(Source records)
----------
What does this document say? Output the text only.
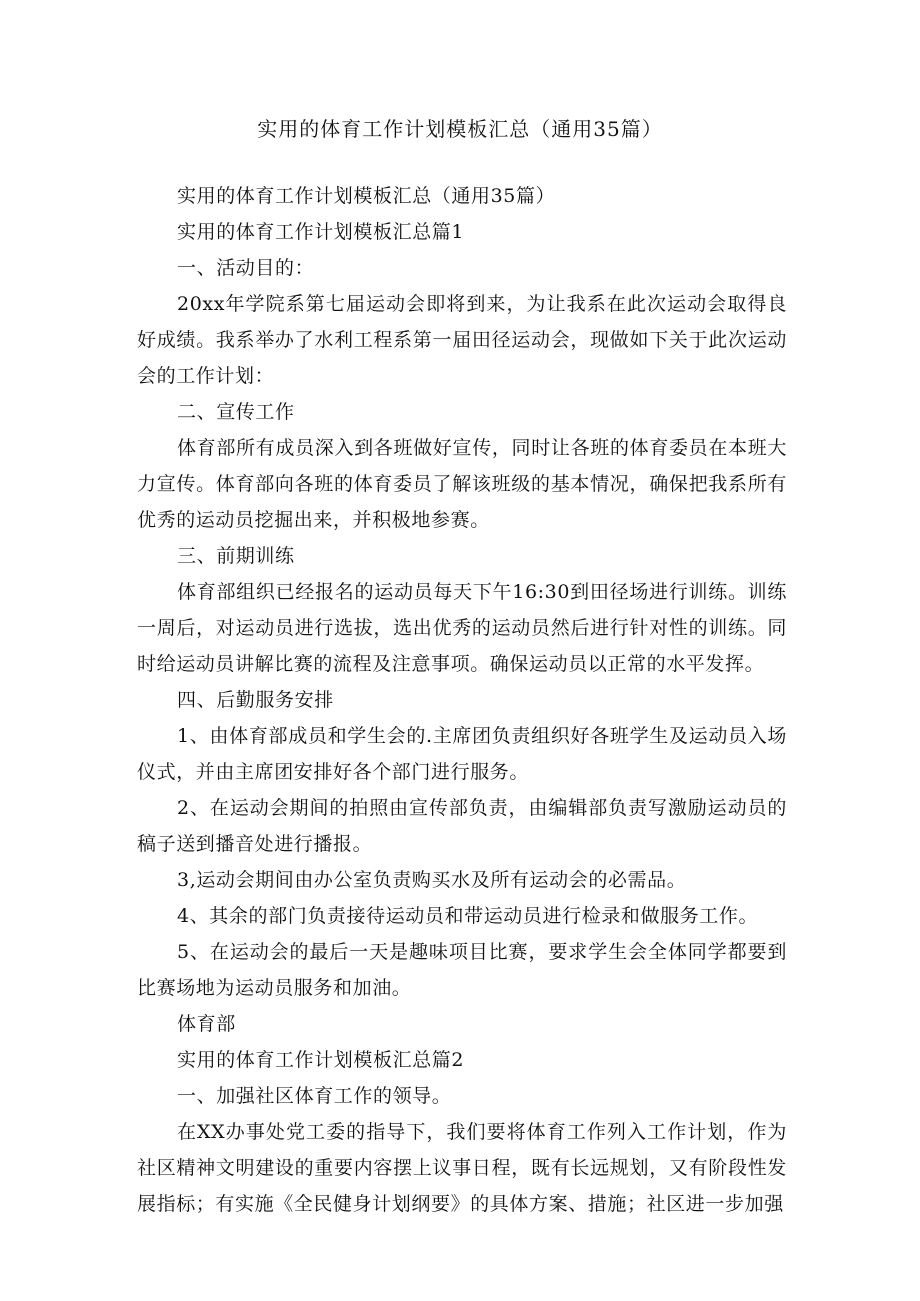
实用的体育工作计划模板汇总（通用35篇）

实用的体育工作计划模板汇总（通用35篇）

实用的体育工作计划模板汇总篇1

一、活动目的：

20xx年学院系第七届运动会即将到来，为让我系在此次运动会取得良好成绩。我系举办了水利工程系第一届田径运动会，现做如下关于此次运动会的工作计划：

二、宣传工作

体育部所有成员深入到各班做好宣传，同时让各班的体育委员在本班大力宣传。体育部向各班的体育委员了解该班级的基本情况，确保把我系所有优秀的运动员挖掘出来，并积极地参赛。

三、前期训练

体育部组织已经报名的运动员每天下午16:30到田径场进行训练。训练一周后，对运动员进行选拔，选出优秀的运动员然后进行针对性的训练。同时给运动员讲解比赛的流程及注意事项。确保运动员以正常的水平发挥。

四、后勤服务安排

1、由体育部成员和学生会的.主席团负责组织好各班学生及运动员入场仪式，并由主席团安排好各个部门进行服务。

2、在运动会期间的拍照由宣传部负责，由编辑部负责写激励运动员的稿子送到播音处进行播报。

3,运动会期间由办公室负责购买水及所有运动会的必需品。

4、其余的部门负责接待运动员和带运动员进行检录和做服务工作。

5、在运动会的最后一天是趣味项目比赛，要求学生会全体同学都要到比赛场地为运动员服务和加油。

体育部

实用的体育工作计划模板汇总篇2

一、加强社区体育工作的领导。

在XX办事处党工委的指导下，我们要将体育工作列入工作计划，作为社区精神文明建设的重要内容摆上议事日程，既有长远规划，又有阶段性发展指标；有实施《全民健身计划纲要》的具体方案、措施；社区进一步加强
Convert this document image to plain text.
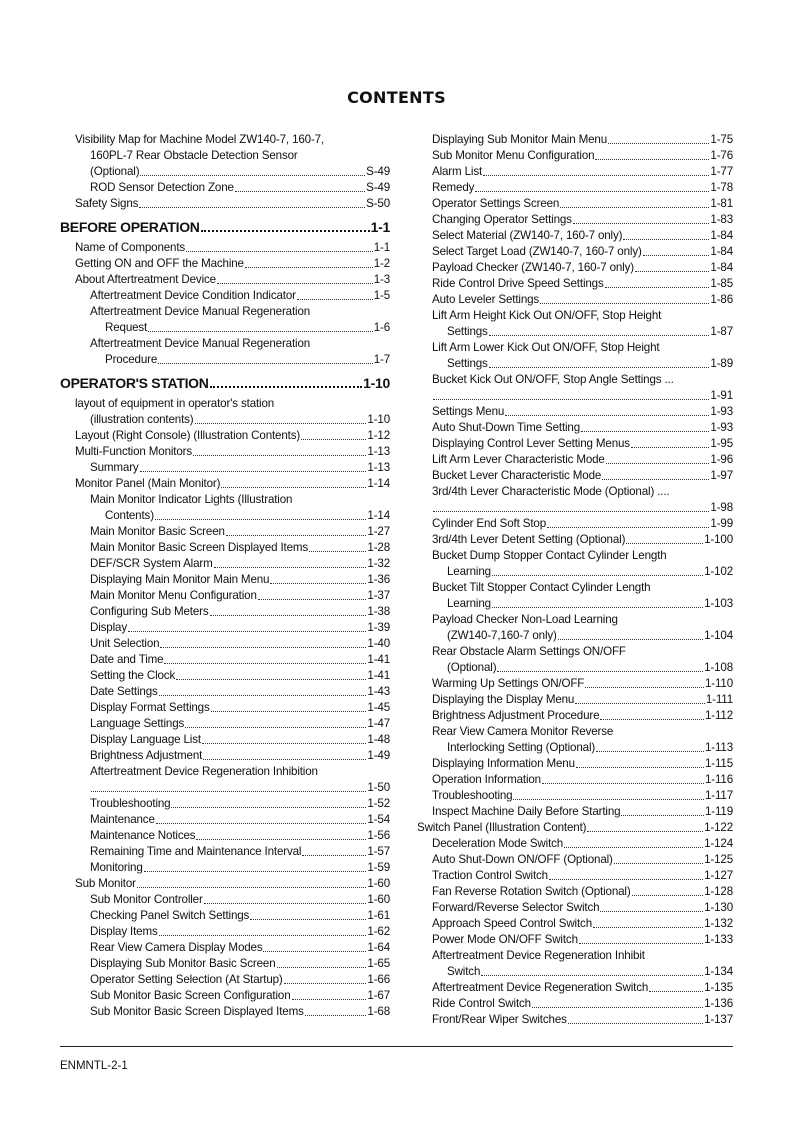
CONTENTS
Visibility Map for Machine Model ZW140-7, 160-7,
160PL-7 Rear Obstacle Detection Sensor
(Optional)	S-49
ROD Sensor Detection Zone	S-49
Safety Signs	S-50
BEFORE OPERATION	1-1
Name of Components	1-1
Getting ON and OFF the Machine	1-2
About Aftertreatment Device	1-3
Aftertreatment Device Condition Indicator	1-5
Aftertreatment Device Manual Regeneration
Request	1-6
Aftertreatment Device Manual Regeneration
Procedure	1-7
OPERATOR'S STATION	1-10
layout of equipment in operator's station
(illustration contents)	1-10
Layout (Right Console) (Illustration Contents)	1-12
Multi-Function Monitors	1-13
Summary	1-13
Monitor Panel (Main Monitor)	1-14
Main Monitor Indicator Lights (Illustration
Contents)	1-14
Main Monitor Basic Screen	1-27
Main Monitor Basic Screen Displayed Items	1-28
DEF/SCR System Alarm	1-32
Displaying Main Monitor Main Menu	1-36
Main Monitor Menu Configuration	1-37
Configuring Sub Meters	1-38
Display	1-39
Unit Selection	1-40
Date and Time	1-41
Setting the Clock	1-41
Date Settings	1-43
Display Format Settings	1-45
Language Settings	1-47
Display Language List	1-48
Brightness Adjustment	1-49
Aftertreatment Device Regeneration Inhibition
1-50
Troubleshooting	1-52
Maintenance	1-54
Maintenance Notices	1-56
Remaining Time and Maintenance Interval	1-57
Monitoring	1-59
Sub Monitor	1-60
Sub Monitor Controller	1-60
Checking Panel Switch Settings	1-61
Display Items	1-62
Rear View Camera Display Modes	1-64
Displaying Sub Monitor Basic Screen	1-65
Operator Setting Selection (At Startup)	1-66
Sub Monitor Basic Screen Configuration	1-67
Sub Monitor Basic Screen Displayed Items	1-68
Displaying Sub Monitor Main Menu	1-75
Sub Monitor Menu Configuration	1-76
Alarm List	1-77
Remedy	1-78
Operator Settings Screen	1-81
Changing Operator Settings	1-83
Select Material (ZW140-7, 160-7 only)	1-84
Select Target Load (ZW140-7, 160-7 only)	1-84
Payload Checker (ZW140-7, 160-7 only)	1-84
Ride Control Drive Speed Settings	1-85
Auto Leveler Settings	1-86
Lift Arm Height Kick Out ON/OFF, Stop Height
Settings	1-87
Lift Arm Lower Kick Out ON/OFF, Stop Height
Settings	1-89
Bucket Kick Out ON/OFF, Stop Angle Settings ...
1-91
Settings Menu	1-93
Auto Shut-Down Time Setting	1-93
Displaying Control Lever Setting Menus	1-95
Lift Arm Lever Characteristic Mode	1-96
Bucket Lever Characteristic Mode	1-97
3rd/4th Lever Characteristic Mode (Optional) ....
1-98
Cylinder End Soft Stop	1-99
3rd/4th Lever Detent Setting (Optional)	1-100
Bucket Dump Stopper Contact Cylinder Length
Learning	1-102
Bucket Tilt Stopper Contact Cylinder Length
Learning	1-103
Payload Checker Non-Load Learning
(ZW140-7,160-7 only)	1-104
Rear Obstacle Alarm Settings ON/OFF
(Optional)	1-108
Warming Up Settings ON/OFF	1-110
Displaying the Display Menu	1-111
Brightness Adjustment Procedure	1-112
Rear View Camera Monitor Reverse
Interlocking Setting (Optional)	1-113
Displaying Information Menu	1-115
Operation Information	1-116
Troubleshooting	1-117
Inspect Machine Daily Before Starting	1-119
Switch Panel (Illustration Content)	1-122
Deceleration Mode Switch	1-124
Auto Shut-Down ON/OFF (Optional)	1-125
Traction Control Switch	1-127
Fan Reverse Rotation Switch (Optional)	1-128
Forward/Reverse Selector Switch	1-130
Approach Speed Control Switch	1-132
Power Mode ON/OFF Switch	1-133
Aftertreatment Device Regeneration Inhibit
Switch	1-134
Aftertreatment Device Regeneration Switch	1-135
Ride Control Switch	1-136
Front/Rear Wiper Switches	1-137
ENMNTL-2-1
----------
== Exercise description ==
Restate the full listing verbatim and drop every picture.

== Answer to this task ==
What does this document say? Output the text only.
实用的体育工作计划模板汇总（通用35篇）

实用的体育工作计划模板汇总（通用35篇）

实用的体育工作计划模板汇总篇1

一、活动目的：

20xx年学院系第七届运动会即将到来，为让我系在此次运动会取得良好成绩。我系举办了水利工程系第一届田径运动会，现做如下关于此次运动会的工作计划：

二、宣传工作

体育部所有成员深入到各班做好宣传，同时让各班的体育委员在本班大力宣传。体育部向各班的体育委员了解该班级的基本情况，确保把我系所有优秀的运动员挖掘出来，并积极地参赛。

三、前期训练

体育部组织已经报名的运动员每天下午16:30到田径场进行训练。训练一周后，对运动员进行选拔，选出优秀的运动员然后进行针对性的训练。同时给运动员讲解比赛的流程及注意事项。确保运动员以正常的水平发挥。

四、后勤服务安排

1、由体育部成员和学生会的.主席团负责组织好各班学生及运动员入场仪式，并由主席团安排好各个部门进行服务。

2、在运动会期间的拍照由宣传部负责，由编辑部负责写激励运动员的稿子送到播音处进行播报。

3,运动会期间由办公室负责购买水及所有运动会的必需品。

4、其余的部门负责接待运动员和带运动员进行检录和做服务工作。

5、在运动会的最后一天是趣味项目比赛，要求学生会全体同学都要到比赛场地为运动员服务和加油。

体育部

实用的体育工作计划模板汇总篇2

一、加强社区体育工作的领导。

在XX办事处党工委的指导下，我们要将体育工作列入工作计划，作为社区精神文明建设的重要内容摆上议事日程，既有长远规划，又有阶段性发展指标；有实施《全民健身计划纲要》的具体方案、措施；社区进一步加强
Convert this document image to plain text.
CONTENTS
Visibility Map for Machine Model ZW140-7, 160-7,
160PL-7 Rear Obstacle Detection Sensor
(Optional)	S-49
ROD Sensor Detection Zone	S-49
Safety Signs	S-50
BEFORE OPERATION	1-1
Name of Components	1-1
Getting ON and OFF the Machine	1-2
About Aftertreatment Device	1-3
Aftertreatment Device Condition Indicator	1-5
Aftertreatment Device Manual Regeneration
Request	1-6
Aftertreatment Device Manual Regeneration
Procedure	1-7
OPERATOR'S STATION	1-10
layout of equipment in operator's station
(illustration contents)	1-10
Layout (Right Console) (Illustration Contents)	1-12
Multi-Function Monitors	1-13
Summary	1-13
Monitor Panel (Main Monitor)	1-14
Main Monitor Indicator Lights (Illustration
Contents)	1-14
Main Monitor Basic Screen	1-27
Main Monitor Basic Screen Displayed Items	1-28
DEF/SCR System Alarm	1-32
Displaying Main Monitor Main Menu	1-36
Main Monitor Menu Configuration	1-37
Configuring Sub Meters	1-38
Display	1-39
Unit Selection	1-40
Date and Time	1-41
Setting the Clock	1-41
Date Settings	1-43
Display Format Settings	1-45
Language Settings	1-47
Display Language List	1-48
Brightness Adjustment	1-49
Aftertreatment Device Regeneration Inhibition
1-50
Troubleshooting	1-52
Maintenance	1-54
Maintenance Notices	1-56
Remaining Time and Maintenance Interval	1-57
Monitoring	1-59
Sub Monitor	1-60
Sub Monitor Controller	1-60
Checking Panel Switch Settings	1-61
Display Items	1-62
Rear View Camera Display Modes	1-64
Displaying Sub Monitor Basic Screen	1-65
Operator Setting Selection (At Startup)	1-66
Sub Monitor Basic Screen Configuration	1-67
Sub Monitor Basic Screen Displayed Items	1-68
Displaying Sub Monitor Main Menu	1-75
Sub Monitor Menu Configuration	1-76
Alarm List	1-77
Remedy	1-78
Operator Settings Screen	1-81
Changing Operator Settings	1-83
Select Material (ZW140-7, 160-7 only)	1-84
Select Target Load (ZW140-7, 160-7 only)	1-84
Payload Checker (ZW140-7, 160-7 only)	1-84
Ride Control Drive Speed Settings	1-85
Auto Leveler Settings	1-86
Lift Arm Height Kick Out ON/OFF, Stop Height
Settings	1-87
Lift Arm Lower Kick Out ON/OFF, Stop Height
Settings	1-89
Bucket Kick Out ON/OFF, Stop Angle Settings ...
1-91
Settings Menu	1-93
Auto Shut-Down Time Setting	1-93
Displaying Control Lever Setting Menus	1-95
Lift Arm Lever Characteristic Mode	1-96
Bucket Lever Characteristic Mode	1-97
3rd/4th Lever Characteristic Mode (Optional) ....
1-98
Cylinder End Soft Stop	1-99
3rd/4th Lever Detent Setting (Optional)	1-100
Bucket Dump Stopper Contact Cylinder Length
Learning	1-102
Bucket Tilt Stopper Contact Cylinder Length
Learning	1-103
Payload Checker Non-Load Learning
(ZW140-7,160-7 only)	1-104
Rear Obstacle Alarm Settings ON/OFF
(Optional)	1-108
Warming Up Settings ON/OFF	1-110
Displaying the Display Menu	1-111
Brightness Adjustment Procedure	1-112
Rear View Camera Monitor Reverse
Interlocking Setting (Optional)	1-113
Displaying Information Menu	1-115
Operation Information	1-116
Troubleshooting	1-117
Inspect Machine Daily Before Starting	1-119
Switch Panel (Illustration Content)	1-122
Deceleration Mode Switch	1-124
Auto Shut-Down ON/OFF (Optional)	1-125
Traction Control Switch	1-127
Fan Reverse Rotation Switch (Optional)	1-128
Forward/Reverse Selector Switch	1-130
Approach Speed Control Switch	1-132
Power Mode ON/OFF Switch	1-133
Aftertreatment Device Regeneration Inhibit
Switch	1-134
Aftertreatment Device Regeneration Switch	1-135
Ride Control Switch	1-136
Front/Rear Wiper Switches	1-137
ENMNTL-2-1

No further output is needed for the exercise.